### PROBLEM STATEMENT
Write out all of the records precisely. Skip anything that is a picture.

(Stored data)
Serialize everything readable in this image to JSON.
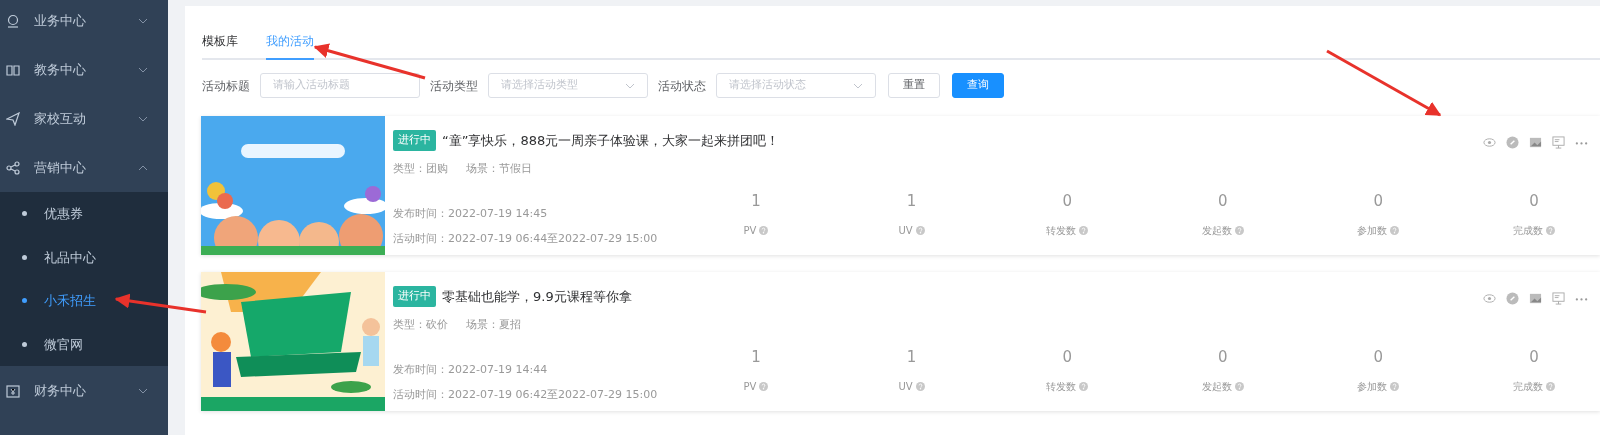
{
  "sidebar": {
    "items": [
      {
        "label": "业务中心",
        "expanded": false,
        "selected": false
      },
      {
        "label": "教务中心",
        "expanded": false,
        "selected": false
      },
      {
        "label": "家校互动",
        "expanded": false,
        "selected": false
      },
      {
        "label": "营销中心",
        "expanded": true,
        "selected": false,
        "children": [
          {
            "label": "优惠券",
            "selected": false
          },
          {
            "label": "礼品中心",
            "selected": false
          },
          {
            "label": "小禾招生",
            "selected": true
          },
          {
            "label": "微官网",
            "selected": false
          }
        ]
      },
      {
        "label": "财务中心",
        "expanded": false,
        "selected": false
      }
    ]
  },
  "tabs": [
    {
      "label": "模板库",
      "selected": false
    },
    {
      "label": "我的活动",
      "selected": true
    }
  ],
  "filters": [
    {
      "kind": "input",
      "label": "活动标题",
      "placeholder": "请输入活动标题"
    },
    {
      "kind": "select",
      "label": "活动类型",
      "placeholder": "请选择活动类型"
    },
    {
      "kind": "select",
      "label": "活动状态",
      "placeholder": "请选择活动状态"
    }
  ],
  "filter_buttons": [
    {
      "kind": "default",
      "label": "重置"
    },
    {
      "kind": "primary",
      "label": "查询"
    }
  ],
  "activities": [
    {
      "status": "进行中",
      "title": "“童”享快乐，888元一周亲子体验课，大家一起来拼团吧！",
      "type": "类型：团购",
      "scene": "场景：节假日",
      "published": "发布时间：2022-07-19 14:45",
      "period": "活动时间：2022-07-19 06:44至2022-07-29 15:00",
      "stats": [
        {
          "value": "1",
          "label": "PV"
        },
        {
          "value": "1",
          "label": "UV"
        },
        {
          "value": "0",
          "label": "转发数"
        },
        {
          "value": "0",
          "label": "发起数"
        },
        {
          "value": "0",
          "label": "参加数"
        },
        {
          "value": "0",
          "label": "完成数"
        }
      ]
    },
    {
      "status": "进行中",
      "title": "零基础也能学，9.9元课程等你拿",
      "type": "类型：砍价",
      "scene": "场景：夏招",
      "published": "发布时间：2022-07-19 14:44",
      "period": "活动时间：2022-07-19 06:42至2022-07-29 15:00",
      "stats": [
        {
          "value": "1",
          "label": "PV"
        },
        {
          "value": "1",
          "label": "UV"
        },
        {
          "value": "0",
          "label": "转发数"
        },
        {
          "value": "0",
          "label": "发起数"
        },
        {
          "value": "0",
          "label": "参加数"
        },
        {
          "value": "0",
          "label": "完成数"
        }
      ]
    }
  ]
}
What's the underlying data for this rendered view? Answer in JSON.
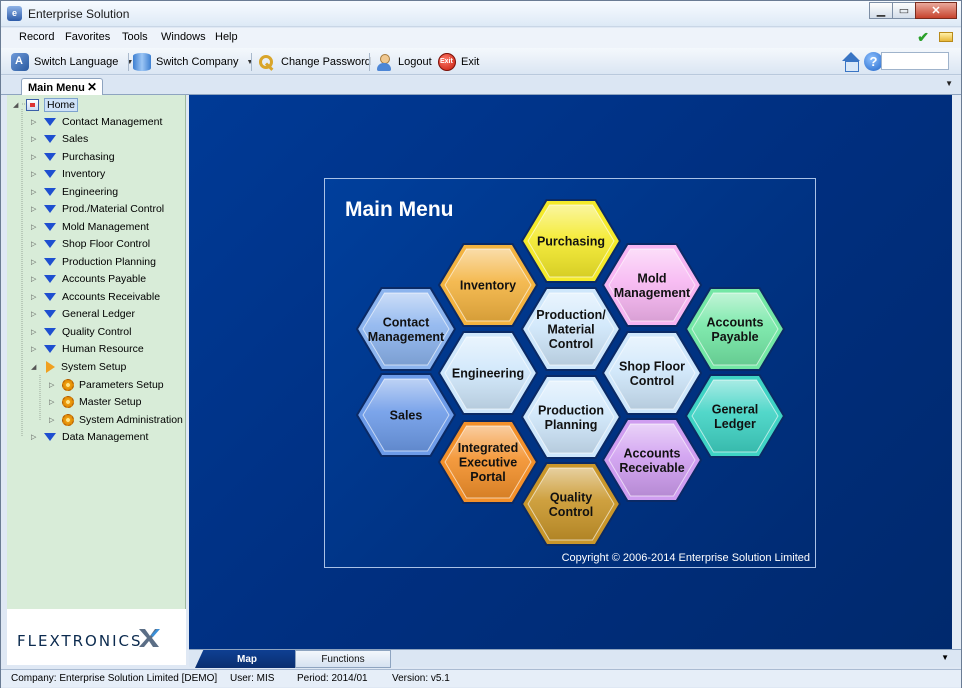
{
  "window": {
    "title": "Enterprise Solution"
  },
  "menu": [
    "Record",
    "Favorites",
    "Tools",
    "Windows",
    "Help"
  ],
  "toolbar": {
    "switch_language": "Switch Language",
    "switch_company": "Switch Company",
    "change_password": "Change Password",
    "logout": "Logout",
    "exit": "Exit"
  },
  "doc_tab": {
    "label": "Main Menu"
  },
  "tree": {
    "root": "Home",
    "modules": [
      "Contact Management",
      "Sales",
      "Purchasing",
      "Inventory",
      "Engineering",
      "Prod./Material Control",
      "Mold Management",
      "Shop Floor Control",
      "Production Planning",
      "Accounts Payable",
      "Accounts Receivable",
      "General Ledger",
      "Quality Control",
      "Human Resource"
    ],
    "system_setup": {
      "label": "System Setup",
      "children": [
        "Parameters Setup",
        "Master Setup",
        "System Administration"
      ]
    },
    "data_management": "Data Management"
  },
  "logo": {
    "text": "FLEXTRONICS"
  },
  "main_menu": {
    "title": "Main Menu",
    "copyright": "Copyright © 2006-2014 Enterprise Solution Limited",
    "tiles": [
      {
        "id": "purchasing",
        "lines": [
          "Purchasing"
        ],
        "color": "#f4ea2a"
      },
      {
        "id": "inventory",
        "lines": [
          "Inventory"
        ],
        "color": "#f3b340"
      },
      {
        "id": "mold-management",
        "lines": [
          "Mold",
          "Management"
        ],
        "color": "#f7b6f2"
      },
      {
        "id": "contact-management",
        "lines": [
          "Contact",
          "Management"
        ],
        "color": "#8cb4ee"
      },
      {
        "id": "production-material-control",
        "lines": [
          "Production/",
          "Material",
          "Control"
        ],
        "color": "#cfe7fb"
      },
      {
        "id": "accounts-payable",
        "lines": [
          "Accounts",
          "Payable"
        ],
        "color": "#73e7a5"
      },
      {
        "id": "engineering",
        "lines": [
          "Engineering"
        ],
        "color": "#cfe7fb"
      },
      {
        "id": "shop-floor-control",
        "lines": [
          "Shop Floor",
          "Control"
        ],
        "color": "#cfe7fb"
      },
      {
        "id": "sales",
        "lines": [
          "Sales"
        ],
        "color": "#6d9be8"
      },
      {
        "id": "production-planning",
        "lines": [
          "Production",
          "Planning"
        ],
        "color": "#cfe7fb"
      },
      {
        "id": "general-ledger",
        "lines": [
          "General",
          "Ledger"
        ],
        "color": "#3fd3c4"
      },
      {
        "id": "integrated-executive-portal",
        "lines": [
          "Integrated",
          "Executive",
          "Portal"
        ],
        "color": "#f3902a"
      },
      {
        "id": "accounts-receivable",
        "lines": [
          "Accounts",
          "Receivable"
        ],
        "color": "#cf9df0"
      },
      {
        "id": "quality-control",
        "lines": [
          "Quality",
          "Control"
        ],
        "color": "#c9962a"
      }
    ]
  },
  "bottom_tabs": {
    "map": "Map",
    "functions": "Functions"
  },
  "status": {
    "company": "Company:  Enterprise Solution Limited [DEMO]",
    "user": "User:  MIS",
    "period": "Period:  2014/01",
    "version": "Version:  v5.1"
  }
}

### THE RESPONSE
Serialize everything readable in this image to JSON.
{
  "sidebar": {
    "items": [
      {
        "label": "业务中心",
        "expanded": false,
        "selected": false
      },
      {
        "label": "教务中心",
        "expanded": false,
        "selected": false
      },
      {
        "label": "家校互动",
        "expanded": false,
        "selected": false
      },
      {
        "label": "营销中心",
        "expanded": true,
        "selected": false,
        "children": [
          {
            "label": "优惠券",
            "selected": false
          },
          {
            "label": "礼品中心",
            "selected": false
          },
          {
            "label": "小禾招生",
            "selected": true
          },
          {
            "label": "微官网",
            "selected": false
          }
        ]
      },
      {
        "label": "财务中心",
        "expanded": false,
        "selected": false
      }
    ]
  },
  "tabs": [
    {
      "label": "模板库",
      "selected": false
    },
    {
      "label": "我的活动",
      "selected": true
    }
  ],
  "filters": [
    {
      "kind": "input",
      "label": "活动标题",
      "placeholder": "请输入活动标题"
    },
    {
      "kind": "select",
      "label": "活动类型",
      "placeholder": "请选择活动类型"
    },
    {
      "kind": "select",
      "label": "活动状态",
      "placeholder": "请选择活动状态"
    }
  ],
  "filter_buttons": [
    {
      "kind": "default",
      "label": "重置"
    },
    {
      "kind": "primary",
      "label": "查询"
    }
  ],
  "activities": [
    {
      "status": "进行中",
      "title": "“童”享快乐，888元一周亲子体验课，大家一起来拼团吧！",
      "type": "类型：团购",
      "scene": "场景：节假日",
      "published": "发布时间：2022-07-19 14:45",
      "period": "活动时间：2022-07-19 06:44至2022-07-29 15:00",
      "stats": [
        {
          "value": "1",
          "label": "PV"
        },
        {
          "value": "1",
          "label": "UV"
        },
        {
          "value": "0",
          "label": "转发数"
        },
        {
          "value": "0",
          "label": "发起数"
        },
        {
          "value": "0",
          "label": "参加数"
        },
        {
          "value": "0",
          "label": "完成数"
        }
      ]
    },
    {
      "status": "进行中",
      "title": "零基础也能学，9.9元课程等你拿",
      "type": "类型：砍价",
      "scene": "场景：夏招",
      "published": "发布时间：2022-07-19 14:44",
      "period": "活动时间：2022-07-19 06:42至2022-07-29 15:00",
      "stats": [
        {
          "value": "1",
          "label": "PV"
        },
        {
          "value": "1",
          "label": "UV"
        },
        {
          "value": "0",
          "label": "转发数"
        },
        {
          "value": "0",
          "label": "发起数"
        },
        {
          "value": "0",
          "label": "参加数"
        },
        {
          "value": "0",
          "label": "完成数"
        }
      ]
    }
  ]
}
What's the underlying data for this rendered view? Answer in JSON.
{
  "window": {
    "title": "Enterprise Solution"
  },
  "menu": [
    "Record",
    "Favorites",
    "Tools",
    "Windows",
    "Help"
  ],
  "toolbar": {
    "switch_language": "Switch Language",
    "switch_company": "Switch Company",
    "change_password": "Change Password",
    "logout": "Logout",
    "exit": "Exit"
  },
  "doc_tab": {
    "label": "Main Menu"
  },
  "tree": {
    "root": "Home",
    "modules": [
      "Contact Management",
      "Sales",
      "Purchasing",
      "Inventory",
      "Engineering",
      "Prod./Material Control",
      "Mold Management",
      "Shop Floor Control",
      "Production Planning",
      "Accounts Payable",
      "Accounts Receivable",
      "General Ledger",
      "Quality Control",
      "Human Resource"
    ],
    "system_setup": {
      "label": "System Setup",
      "children": [
        "Parameters Setup",
        "Master Setup",
        "System Administration"
      ]
    },
    "data_management": "Data Management"
  },
  "logo": {
    "text": "FLEXTRONICS"
  },
  "main_menu": {
    "title": "Main Menu",
    "copyright": "Copyright © 2006-2014 Enterprise Solution Limited",
    "tiles": [
      {
        "id": "purchasing",
        "lines": [
          "Purchasing"
        ],
        "color": "#f4ea2a"
      },
      {
        "id": "inventory",
        "lines": [
          "Inventory"
        ],
        "color": "#f3b340"
      },
      {
        "id": "mold-management",
        "lines": [
          "Mold",
          "Management"
        ],
        "color": "#f7b6f2"
      },
      {
        "id": "contact-management",
        "lines": [
          "Contact",
          "Management"
        ],
        "color": "#8cb4ee"
      },
      {
        "id": "production-material-control",
        "lines": [
          "Production/",
          "Material",
          "Control"
        ],
        "color": "#cfe7fb"
      },
      {
        "id": "accounts-payable",
        "lines": [
          "Accounts",
          "Payable"
        ],
        "color": "#73e7a5"
      },
      {
        "id": "engineering",
        "lines": [
          "Engineering"
        ],
        "color": "#cfe7fb"
      },
      {
        "id": "shop-floor-control",
        "lines": [
          "Shop Floor",
          "Control"
        ],
        "color": "#cfe7fb"
      },
      {
        "id": "sales",
        "lines": [
          "Sales"
        ],
        "color": "#6d9be8"
      },
      {
        "id": "production-planning",
        "lines": [
          "Production",
          "Planning"
        ],
        "color": "#cfe7fb"
      },
      {
        "id": "general-ledger",
        "lines": [
          "General",
          "Ledger"
        ],
        "color": "#3fd3c4"
      },
      {
        "id": "integrated-executive-portal",
        "lines": [
          "Integrated",
          "Executive",
          "Portal"
        ],
        "color": "#f3902a"
      },
      {
        "id": "accounts-receivable",
        "lines": [
          "Accounts",
          "Receivable"
        ],
        "color": "#cf9df0"
      },
      {
        "id": "quality-control",
        "lines": [
          "Quality",
          "Control"
        ],
        "color": "#c9962a"
      }
    ]
  },
  "bottom_tabs": {
    "map": "Map",
    "functions": "Functions"
  },
  "status": {
    "company": "Company:  Enterprise Solution Limited [DEMO]",
    "user": "User:  MIS",
    "period": "Period:  2014/01",
    "version": "Version:  v5.1"
  }
}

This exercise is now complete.